Dataset items:
· · · · ·

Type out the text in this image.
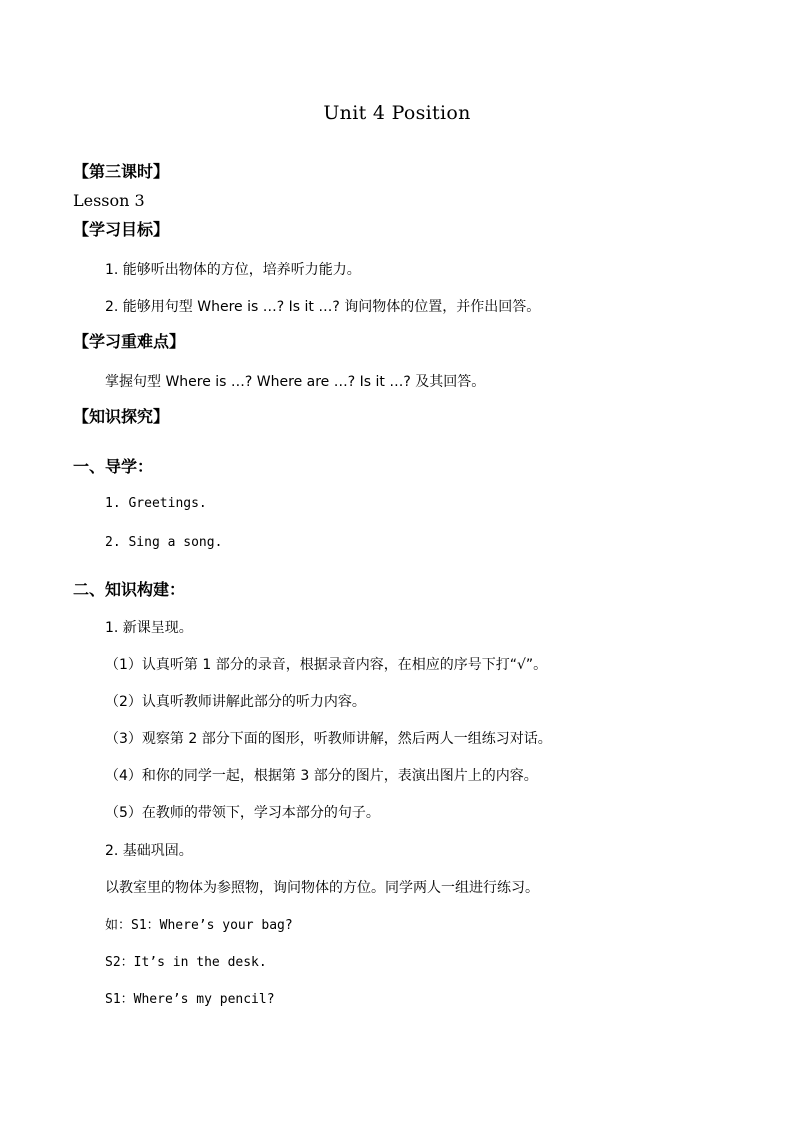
Unit 4 Position
【第三课时】
Lesson 3
【学习目标】
1. 能够听出物体的方位，培养听力能力。
2. 能够用句型 Where is …? Is it …? 询问物体的位置，并作出回答。
【学习重难点】
掌握句型 Where is …? Where are …? Is it …? 及其回答。
【知识探究】
一、导学：
1. Greetings.
2. Sing a song.
二、知识构建：
1. 新课呈现。
（1）认真听第 1 部分的录音，根据录音内容，在相应的序号下打“√”。
（2）认真听教师讲解此部分的听力内容。
（3）观察第 2 部分下面的图形，听教师讲解，然后两人一组练习对话。
（4）和你的同学一起，根据第 3 部分的图片，表演出图片上的内容。
（5）在教师的带领下，学习本部分的句子。
2. 基础巩固。
以教室里的物体为参照物，询问物体的方位。同学两人一组进行练习。
如：S1：Where’s your bag?
S2：It’s in the desk.
S1：Where’s my pencil?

· · · · ·

→ Your task: Which lines contain "Where"? Copy each of them out.

→ Exercise output:
2. 能够用句型 Where is …? Is it …? 询问物体的位置，并作出回答。
掌握句型 Where is …? Where are …? Is it …? 及其回答。
如：S1：Where’s your bag?
S1：Where’s my pencil?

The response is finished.